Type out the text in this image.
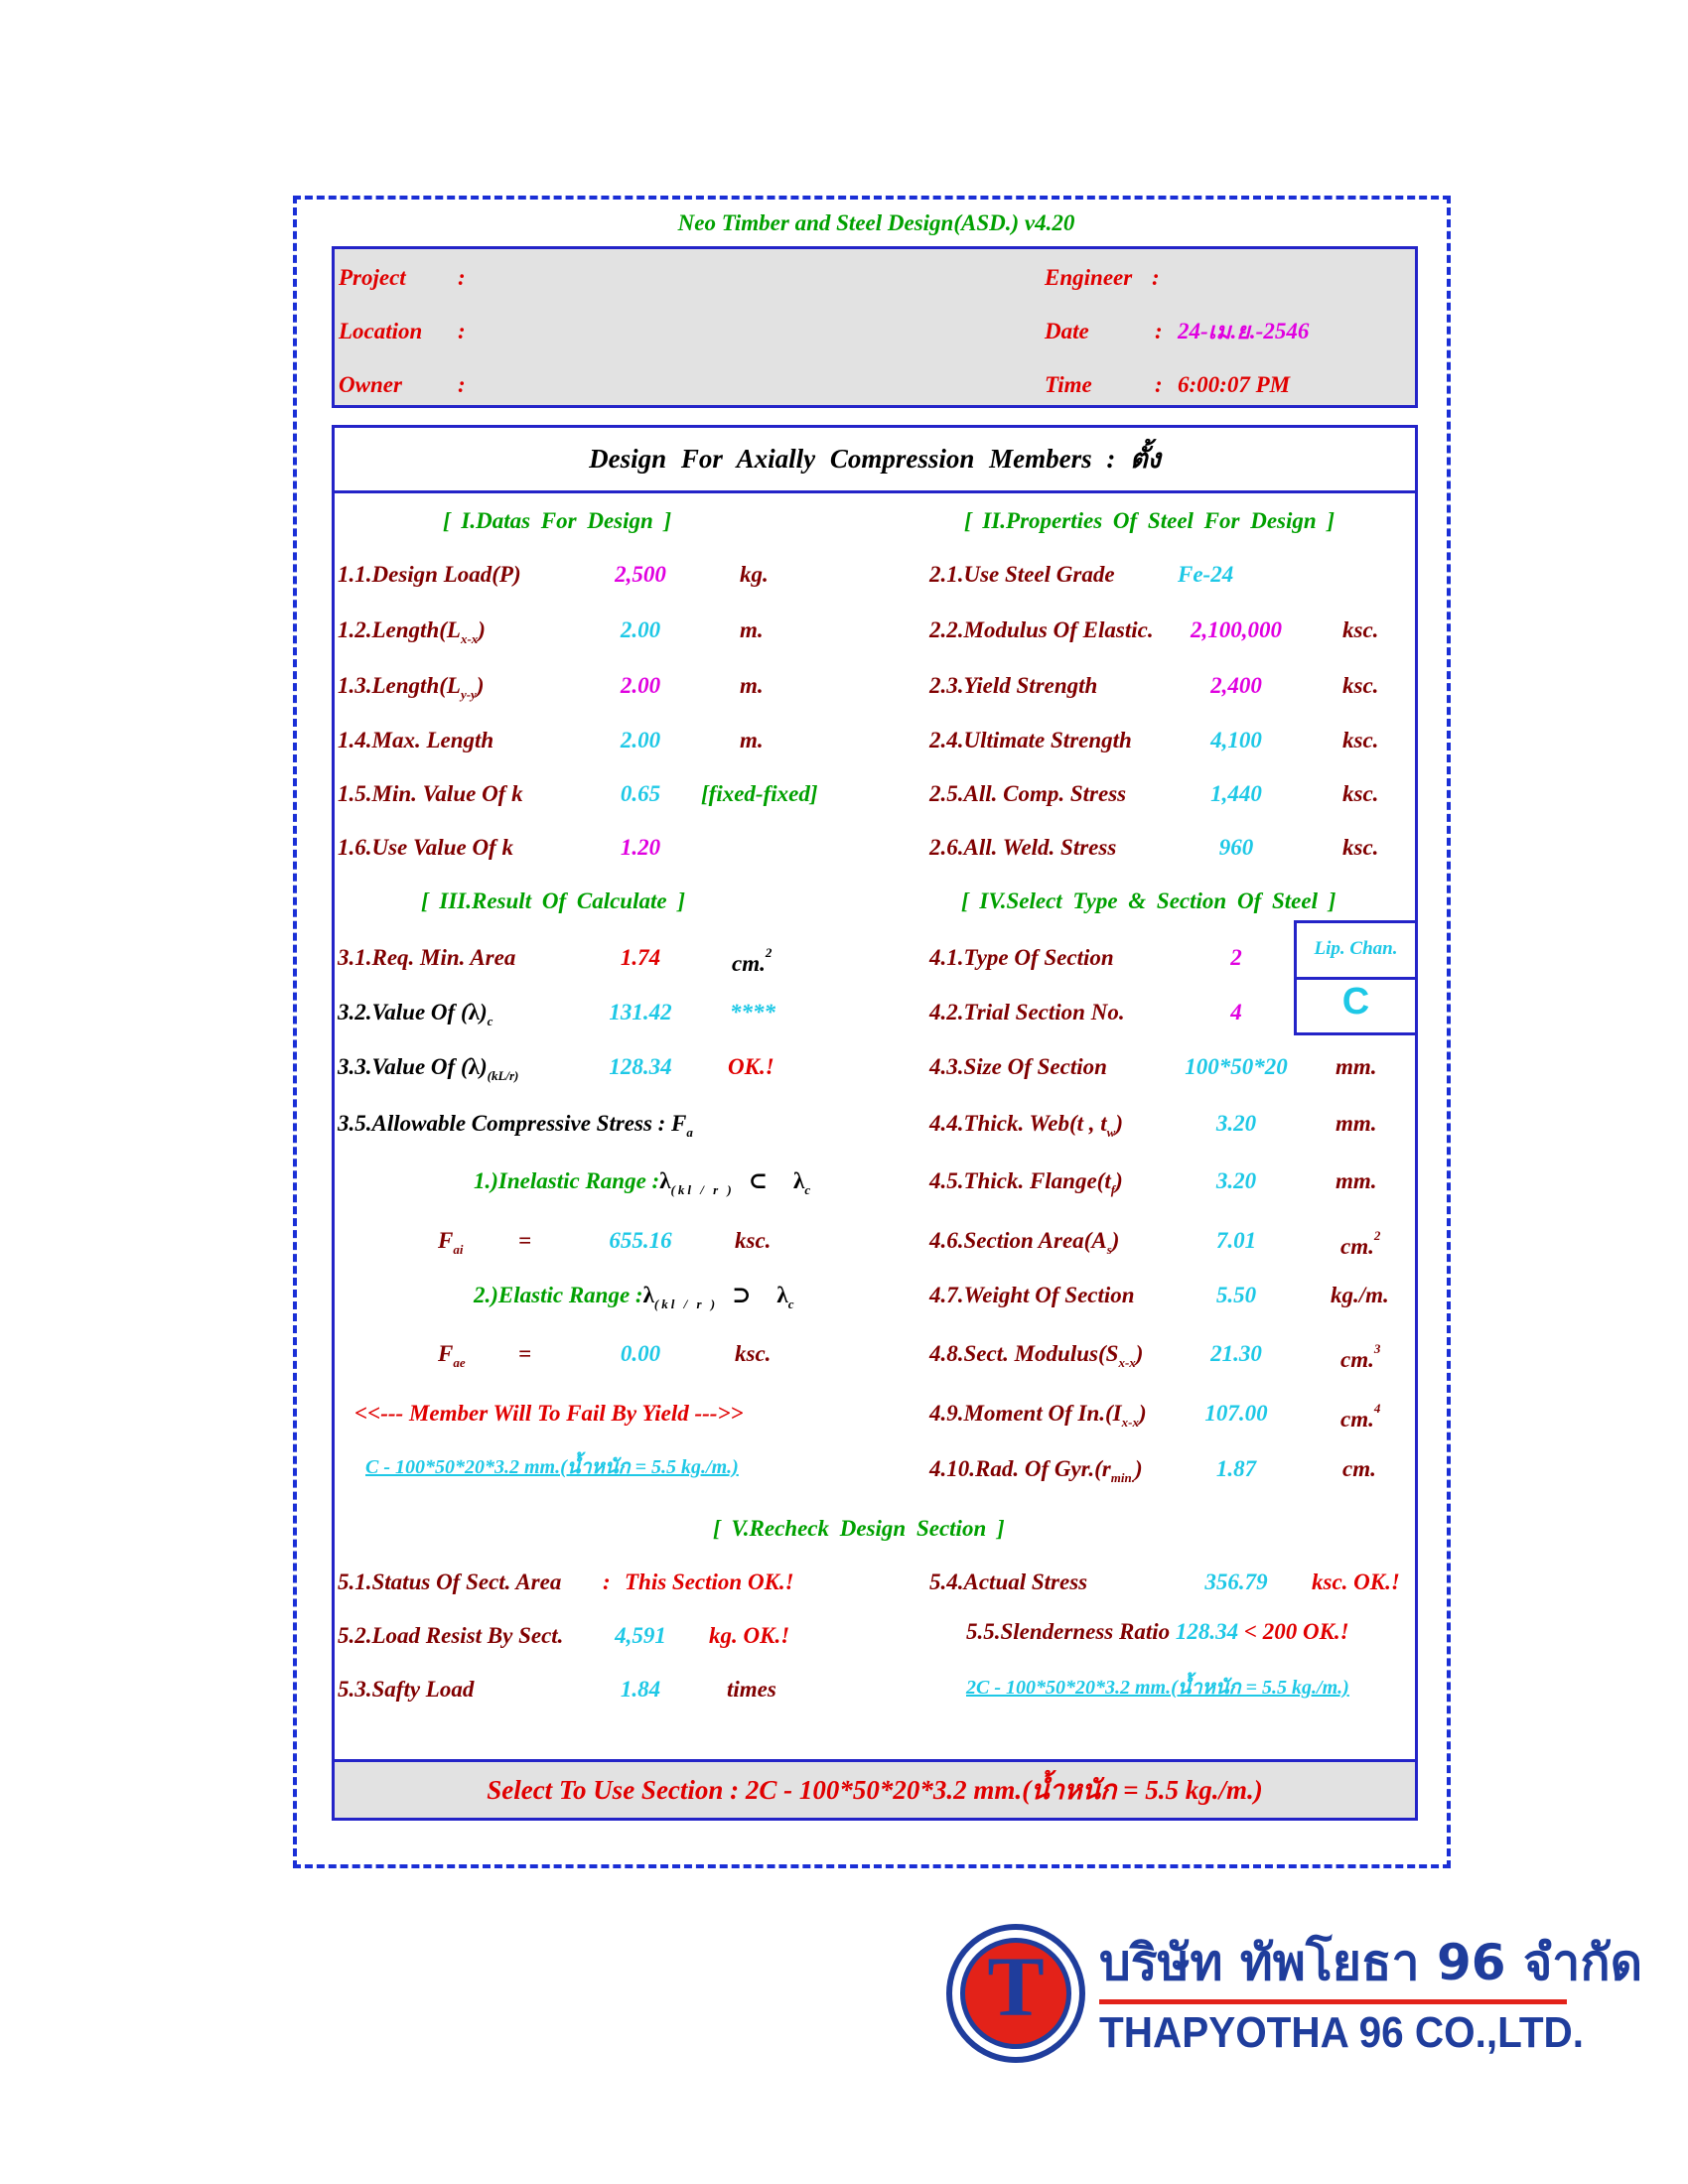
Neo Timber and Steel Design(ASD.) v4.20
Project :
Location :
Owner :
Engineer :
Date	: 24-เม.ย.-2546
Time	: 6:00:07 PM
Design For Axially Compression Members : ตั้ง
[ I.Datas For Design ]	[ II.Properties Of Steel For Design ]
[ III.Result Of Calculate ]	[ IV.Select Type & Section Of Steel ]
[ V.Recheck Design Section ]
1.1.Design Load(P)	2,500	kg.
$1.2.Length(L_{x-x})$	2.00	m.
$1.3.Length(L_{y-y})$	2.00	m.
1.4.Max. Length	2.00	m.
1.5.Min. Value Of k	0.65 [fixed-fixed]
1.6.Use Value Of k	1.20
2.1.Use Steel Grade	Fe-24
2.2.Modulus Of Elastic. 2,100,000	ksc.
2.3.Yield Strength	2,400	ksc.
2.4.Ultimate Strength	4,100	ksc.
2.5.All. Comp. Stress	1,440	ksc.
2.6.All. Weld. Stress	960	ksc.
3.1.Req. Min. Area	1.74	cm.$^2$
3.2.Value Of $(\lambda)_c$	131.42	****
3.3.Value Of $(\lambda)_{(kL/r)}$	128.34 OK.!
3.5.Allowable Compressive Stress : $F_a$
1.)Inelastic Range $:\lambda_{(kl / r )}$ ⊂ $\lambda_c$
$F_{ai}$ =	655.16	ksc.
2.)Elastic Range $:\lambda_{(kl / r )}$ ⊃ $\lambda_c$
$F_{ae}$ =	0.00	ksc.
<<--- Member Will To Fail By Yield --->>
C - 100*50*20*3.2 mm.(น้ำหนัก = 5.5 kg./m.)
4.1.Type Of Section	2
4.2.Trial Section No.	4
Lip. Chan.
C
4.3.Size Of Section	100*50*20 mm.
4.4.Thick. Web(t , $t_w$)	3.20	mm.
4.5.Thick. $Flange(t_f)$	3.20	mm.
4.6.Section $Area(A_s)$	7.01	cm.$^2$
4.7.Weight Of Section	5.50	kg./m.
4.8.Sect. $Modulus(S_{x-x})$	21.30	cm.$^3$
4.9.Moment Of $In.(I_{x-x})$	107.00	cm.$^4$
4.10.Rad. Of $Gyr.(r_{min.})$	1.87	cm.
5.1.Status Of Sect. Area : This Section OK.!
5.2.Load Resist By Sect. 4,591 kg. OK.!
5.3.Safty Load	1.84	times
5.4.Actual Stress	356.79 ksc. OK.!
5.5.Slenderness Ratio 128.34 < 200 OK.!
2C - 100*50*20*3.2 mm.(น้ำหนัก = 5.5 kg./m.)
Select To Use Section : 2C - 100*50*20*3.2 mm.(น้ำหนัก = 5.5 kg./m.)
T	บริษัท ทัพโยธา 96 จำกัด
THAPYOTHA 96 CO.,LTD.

^^^^^^^^^^^^^^^^

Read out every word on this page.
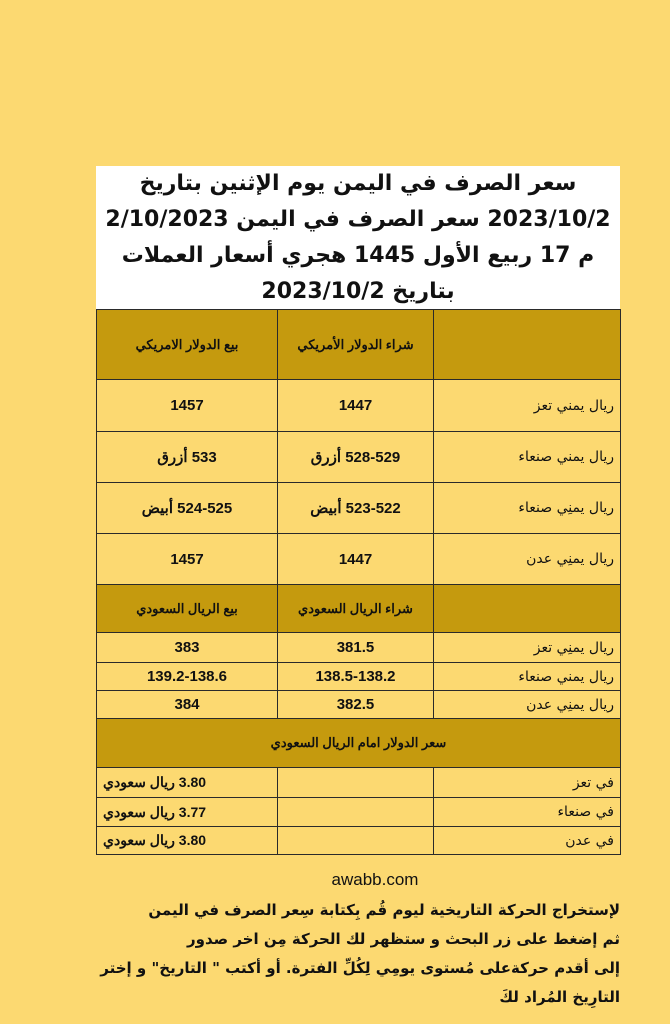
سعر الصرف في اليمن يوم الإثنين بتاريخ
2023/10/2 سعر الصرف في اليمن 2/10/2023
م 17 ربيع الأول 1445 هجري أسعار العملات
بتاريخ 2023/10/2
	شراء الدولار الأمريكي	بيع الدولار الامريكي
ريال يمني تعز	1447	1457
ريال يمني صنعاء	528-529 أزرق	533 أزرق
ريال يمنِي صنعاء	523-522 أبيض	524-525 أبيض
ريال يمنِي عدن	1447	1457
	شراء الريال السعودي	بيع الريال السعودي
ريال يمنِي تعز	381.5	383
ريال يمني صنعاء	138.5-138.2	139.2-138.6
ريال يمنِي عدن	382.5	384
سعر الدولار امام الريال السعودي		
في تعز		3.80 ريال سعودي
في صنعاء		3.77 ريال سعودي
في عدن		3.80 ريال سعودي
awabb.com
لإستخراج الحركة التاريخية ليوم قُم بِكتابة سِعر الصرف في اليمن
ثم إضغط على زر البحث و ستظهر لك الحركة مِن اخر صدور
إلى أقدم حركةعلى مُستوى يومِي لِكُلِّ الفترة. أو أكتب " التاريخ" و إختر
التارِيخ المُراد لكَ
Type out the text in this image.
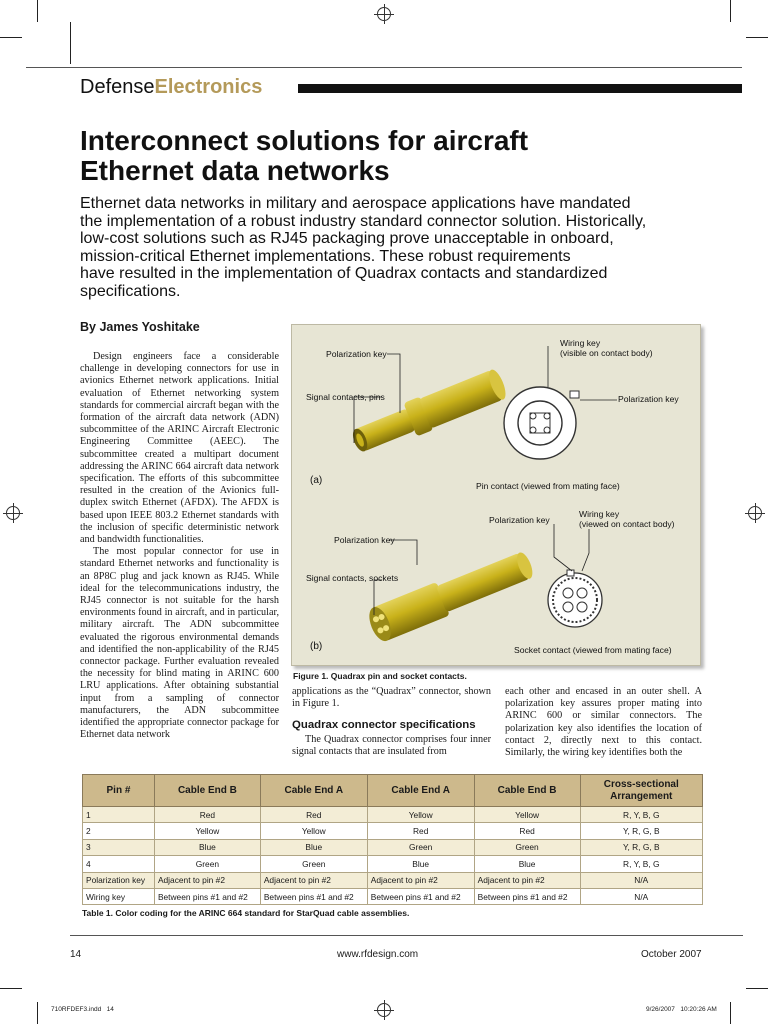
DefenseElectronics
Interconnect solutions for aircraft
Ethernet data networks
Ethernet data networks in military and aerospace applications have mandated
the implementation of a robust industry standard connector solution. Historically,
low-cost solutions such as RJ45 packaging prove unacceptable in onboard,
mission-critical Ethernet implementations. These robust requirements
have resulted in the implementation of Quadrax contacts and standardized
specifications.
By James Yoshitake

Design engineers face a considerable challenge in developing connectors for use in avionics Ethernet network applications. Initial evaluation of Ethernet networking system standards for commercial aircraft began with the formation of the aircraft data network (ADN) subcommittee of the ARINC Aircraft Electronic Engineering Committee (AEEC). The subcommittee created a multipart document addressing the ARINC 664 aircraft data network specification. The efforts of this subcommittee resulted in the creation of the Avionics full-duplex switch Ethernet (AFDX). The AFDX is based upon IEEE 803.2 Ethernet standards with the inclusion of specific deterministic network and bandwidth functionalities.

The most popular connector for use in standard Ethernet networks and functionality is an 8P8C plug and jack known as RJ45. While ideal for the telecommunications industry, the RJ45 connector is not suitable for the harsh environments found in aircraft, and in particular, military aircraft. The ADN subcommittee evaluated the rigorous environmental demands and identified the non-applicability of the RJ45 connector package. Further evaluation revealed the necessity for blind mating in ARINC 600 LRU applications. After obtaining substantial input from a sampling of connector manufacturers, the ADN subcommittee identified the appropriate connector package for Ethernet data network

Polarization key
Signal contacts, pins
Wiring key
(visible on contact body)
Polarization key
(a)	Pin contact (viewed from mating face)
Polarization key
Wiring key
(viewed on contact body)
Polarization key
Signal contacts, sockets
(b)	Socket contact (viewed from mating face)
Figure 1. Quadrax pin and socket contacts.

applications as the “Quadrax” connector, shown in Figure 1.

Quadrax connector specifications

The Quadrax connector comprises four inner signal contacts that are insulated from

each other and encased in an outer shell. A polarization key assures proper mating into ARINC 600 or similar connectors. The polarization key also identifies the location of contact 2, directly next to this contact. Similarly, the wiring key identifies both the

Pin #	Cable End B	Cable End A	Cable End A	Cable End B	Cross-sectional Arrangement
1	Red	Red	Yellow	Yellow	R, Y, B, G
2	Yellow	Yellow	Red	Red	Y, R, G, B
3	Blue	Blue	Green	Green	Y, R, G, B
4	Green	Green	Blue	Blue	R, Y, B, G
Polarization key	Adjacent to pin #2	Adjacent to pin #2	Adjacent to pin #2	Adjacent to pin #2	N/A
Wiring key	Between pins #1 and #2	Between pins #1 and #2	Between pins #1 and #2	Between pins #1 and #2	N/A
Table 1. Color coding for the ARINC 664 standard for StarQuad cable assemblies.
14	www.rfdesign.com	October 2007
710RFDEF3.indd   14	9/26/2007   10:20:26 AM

^^^^^^^^^^^^^^^^

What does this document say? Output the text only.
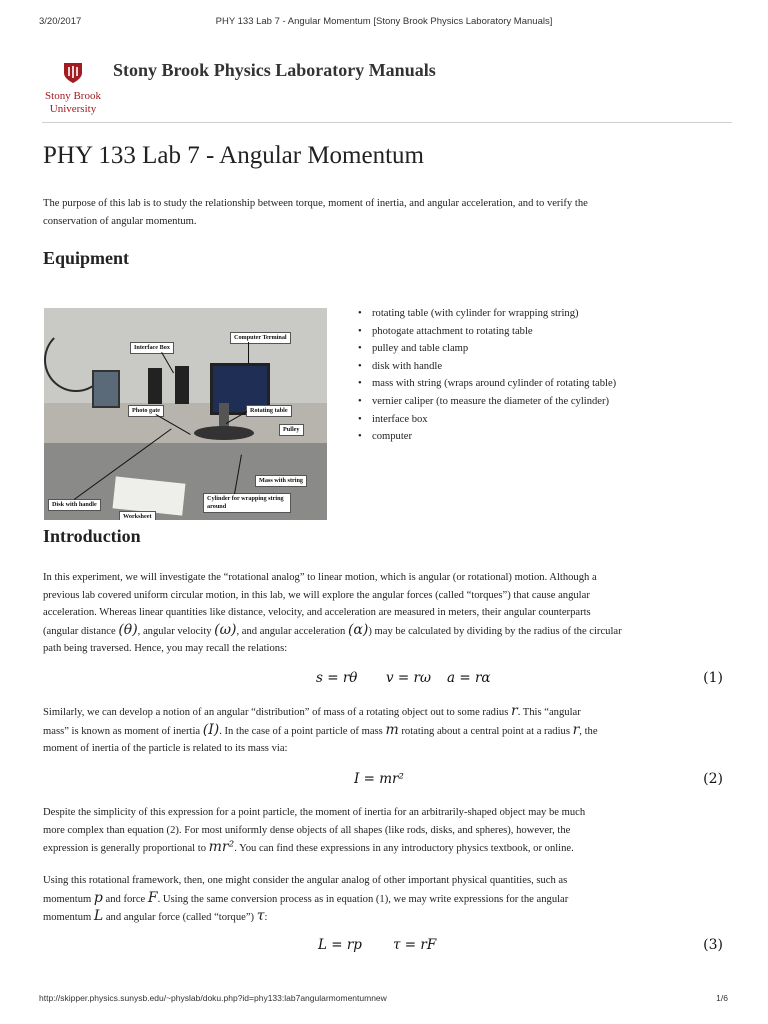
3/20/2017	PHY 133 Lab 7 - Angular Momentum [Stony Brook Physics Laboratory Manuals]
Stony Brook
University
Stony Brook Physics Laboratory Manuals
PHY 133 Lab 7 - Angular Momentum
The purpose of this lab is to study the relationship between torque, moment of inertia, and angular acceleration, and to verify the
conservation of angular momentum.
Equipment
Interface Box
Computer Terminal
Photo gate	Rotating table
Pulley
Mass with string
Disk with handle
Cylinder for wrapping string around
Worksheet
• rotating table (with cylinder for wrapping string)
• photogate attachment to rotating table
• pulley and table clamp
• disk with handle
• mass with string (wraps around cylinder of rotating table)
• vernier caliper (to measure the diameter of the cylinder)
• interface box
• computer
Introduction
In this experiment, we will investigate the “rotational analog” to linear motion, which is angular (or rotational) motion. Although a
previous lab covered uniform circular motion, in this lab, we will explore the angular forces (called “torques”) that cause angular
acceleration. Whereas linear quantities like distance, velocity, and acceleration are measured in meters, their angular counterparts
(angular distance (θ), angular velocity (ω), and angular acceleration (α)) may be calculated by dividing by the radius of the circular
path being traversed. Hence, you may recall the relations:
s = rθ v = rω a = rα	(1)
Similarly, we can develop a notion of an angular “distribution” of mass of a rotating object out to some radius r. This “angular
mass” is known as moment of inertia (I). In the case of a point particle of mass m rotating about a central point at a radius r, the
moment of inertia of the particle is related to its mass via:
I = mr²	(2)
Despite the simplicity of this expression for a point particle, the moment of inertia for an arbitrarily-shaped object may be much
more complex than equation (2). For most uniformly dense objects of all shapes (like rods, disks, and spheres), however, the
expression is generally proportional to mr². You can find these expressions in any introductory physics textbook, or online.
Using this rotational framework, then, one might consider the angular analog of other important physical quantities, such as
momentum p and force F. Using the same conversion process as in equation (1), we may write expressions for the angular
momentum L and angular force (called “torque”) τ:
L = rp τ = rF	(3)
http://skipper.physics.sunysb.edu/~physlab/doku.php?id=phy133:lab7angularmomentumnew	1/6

^^^^^^^^^^^^^^^^

Task details: Copy every line above that includes the string "around".

Exercise answer:
Cylinder for wrapping string around
• mass with string (wraps around cylinder of rotating table)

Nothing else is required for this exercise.